WHAT TO WORK ON: Reproduce the following entries verbatim, keeping every line as it appears.
'''
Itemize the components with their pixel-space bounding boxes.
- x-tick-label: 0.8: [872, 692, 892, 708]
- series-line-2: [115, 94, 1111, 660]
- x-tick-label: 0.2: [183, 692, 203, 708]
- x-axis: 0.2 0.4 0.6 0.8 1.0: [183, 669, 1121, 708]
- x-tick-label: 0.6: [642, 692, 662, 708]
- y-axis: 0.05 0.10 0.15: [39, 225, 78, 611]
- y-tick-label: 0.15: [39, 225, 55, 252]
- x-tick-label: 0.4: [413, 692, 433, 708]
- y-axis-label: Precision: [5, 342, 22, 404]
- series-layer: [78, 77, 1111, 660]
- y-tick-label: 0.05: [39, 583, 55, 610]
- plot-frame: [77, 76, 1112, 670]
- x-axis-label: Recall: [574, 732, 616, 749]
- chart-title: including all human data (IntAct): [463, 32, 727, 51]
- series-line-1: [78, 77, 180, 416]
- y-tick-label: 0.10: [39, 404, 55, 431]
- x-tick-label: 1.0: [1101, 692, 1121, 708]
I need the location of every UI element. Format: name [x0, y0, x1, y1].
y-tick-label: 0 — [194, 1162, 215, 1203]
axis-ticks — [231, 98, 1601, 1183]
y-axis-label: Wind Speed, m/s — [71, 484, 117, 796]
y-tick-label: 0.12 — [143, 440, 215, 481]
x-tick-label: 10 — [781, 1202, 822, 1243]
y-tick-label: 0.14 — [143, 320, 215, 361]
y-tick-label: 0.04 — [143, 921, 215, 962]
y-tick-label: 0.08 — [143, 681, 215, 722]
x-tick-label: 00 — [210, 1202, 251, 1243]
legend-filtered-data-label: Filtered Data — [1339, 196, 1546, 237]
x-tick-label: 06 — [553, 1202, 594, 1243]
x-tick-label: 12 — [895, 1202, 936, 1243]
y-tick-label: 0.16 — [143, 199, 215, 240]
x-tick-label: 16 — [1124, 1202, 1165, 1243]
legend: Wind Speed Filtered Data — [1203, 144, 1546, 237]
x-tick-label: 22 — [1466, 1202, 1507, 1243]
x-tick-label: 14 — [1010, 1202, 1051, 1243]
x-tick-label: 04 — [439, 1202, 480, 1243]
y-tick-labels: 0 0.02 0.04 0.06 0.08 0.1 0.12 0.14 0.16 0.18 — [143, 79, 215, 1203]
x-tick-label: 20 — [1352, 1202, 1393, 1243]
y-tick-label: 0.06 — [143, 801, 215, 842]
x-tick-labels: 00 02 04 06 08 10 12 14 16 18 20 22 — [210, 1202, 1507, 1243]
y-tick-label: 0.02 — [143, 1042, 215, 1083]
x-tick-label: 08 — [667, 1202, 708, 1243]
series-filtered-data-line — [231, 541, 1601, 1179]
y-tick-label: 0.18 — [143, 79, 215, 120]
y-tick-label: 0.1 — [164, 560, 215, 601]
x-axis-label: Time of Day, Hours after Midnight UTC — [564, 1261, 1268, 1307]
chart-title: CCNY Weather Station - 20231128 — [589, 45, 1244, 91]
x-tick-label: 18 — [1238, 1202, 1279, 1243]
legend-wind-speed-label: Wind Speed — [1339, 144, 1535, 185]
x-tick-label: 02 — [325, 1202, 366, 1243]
'''
EXPECTED ANSWER:
Itemize the components with their pixel-space bounding boxes.
- x-tick-label: 0.8: [872, 692, 892, 708]
- series-line-2: [115, 94, 1111, 660]
- x-tick-label: 0.2: [183, 692, 203, 708]
- x-axis: 0.2 0.4 0.6 0.8 1.0: [183, 669, 1121, 708]
- x-tick-label: 0.6: [642, 692, 662, 708]
- y-axis: 0.05 0.10 0.15: [39, 225, 78, 611]
- y-tick-label: 0.15: [39, 225, 55, 252]
- x-tick-label: 0.4: [413, 692, 433, 708]
- y-axis-label: Precision: [5, 342, 22, 404]
- series-layer: [78, 77, 1111, 660]
- y-tick-label: 0.05: [39, 583, 55, 610]
- plot-frame: [77, 76, 1112, 670]
- x-axis-label: Recall: [574, 732, 616, 749]
- chart-title: including all human data (IntAct): [463, 32, 727, 51]
- series-line-1: [78, 77, 180, 416]
- y-tick-label: 0.10: [39, 404, 55, 431]
- x-tick-label: 1.0: [1101, 692, 1121, 708]
I need the location of every UI element. Format: name [x0, y0, x1, y1].
y-tick-label: 0 — [194, 1162, 215, 1203]
axis-ticks — [231, 98, 1601, 1183]
y-axis-label: Wind Speed, m/s — [71, 484, 117, 796]
y-tick-label: 0.12 — [143, 440, 215, 481]
x-tick-label: 10 — [781, 1202, 822, 1243]
y-tick-label: 0.14 — [143, 320, 215, 361]
y-tick-label: 0.04 — [143, 921, 215, 962]
y-tick-label: 0.08 — [143, 681, 215, 722]
x-tick-label: 00 — [210, 1202, 251, 1243]
legend-filtered-data-label: Filtered Data — [1339, 196, 1546, 237]
x-tick-label: 06 — [553, 1202, 594, 1243]
x-tick-label: 12 — [895, 1202, 936, 1243]
y-tick-label: 0.16 — [143, 199, 215, 240]
x-tick-label: 16 — [1124, 1202, 1165, 1243]
legend: Wind Speed Filtered Data — [1203, 144, 1546, 237]
x-tick-label: 22 — [1466, 1202, 1507, 1243]
x-tick-label: 14 — [1010, 1202, 1051, 1243]
x-tick-label: 04 — [439, 1202, 480, 1243]
y-tick-labels: 0 0.02 0.04 0.06 0.08 0.1 0.12 0.14 0.16 0.18 — [143, 79, 215, 1203]
x-tick-label: 20 — [1352, 1202, 1393, 1243]
y-tick-label: 0.06 — [143, 801, 215, 842]
x-tick-labels: 00 02 04 06 08 10 12 14 16 18 20 22 — [210, 1202, 1507, 1243]
y-tick-label: 0.02 — [143, 1042, 215, 1083]
x-tick-label: 08 — [667, 1202, 708, 1243]
series-filtered-data-line — [231, 541, 1601, 1179]
y-tick-label: 0.18 — [143, 79, 215, 120]
y-tick-label: 0.1 — [164, 560, 215, 601]
x-axis-label: Time of Day, Hours after Midnight UTC — [564, 1261, 1268, 1307]
chart-title: CCNY Weather Station - 20231128 — [589, 45, 1244, 91]
x-tick-label: 18 — [1238, 1202, 1279, 1243]
legend-wind-speed-label: Wind Speed — [1339, 144, 1535, 185]
x-tick-label: 02 — [325, 1202, 366, 1243]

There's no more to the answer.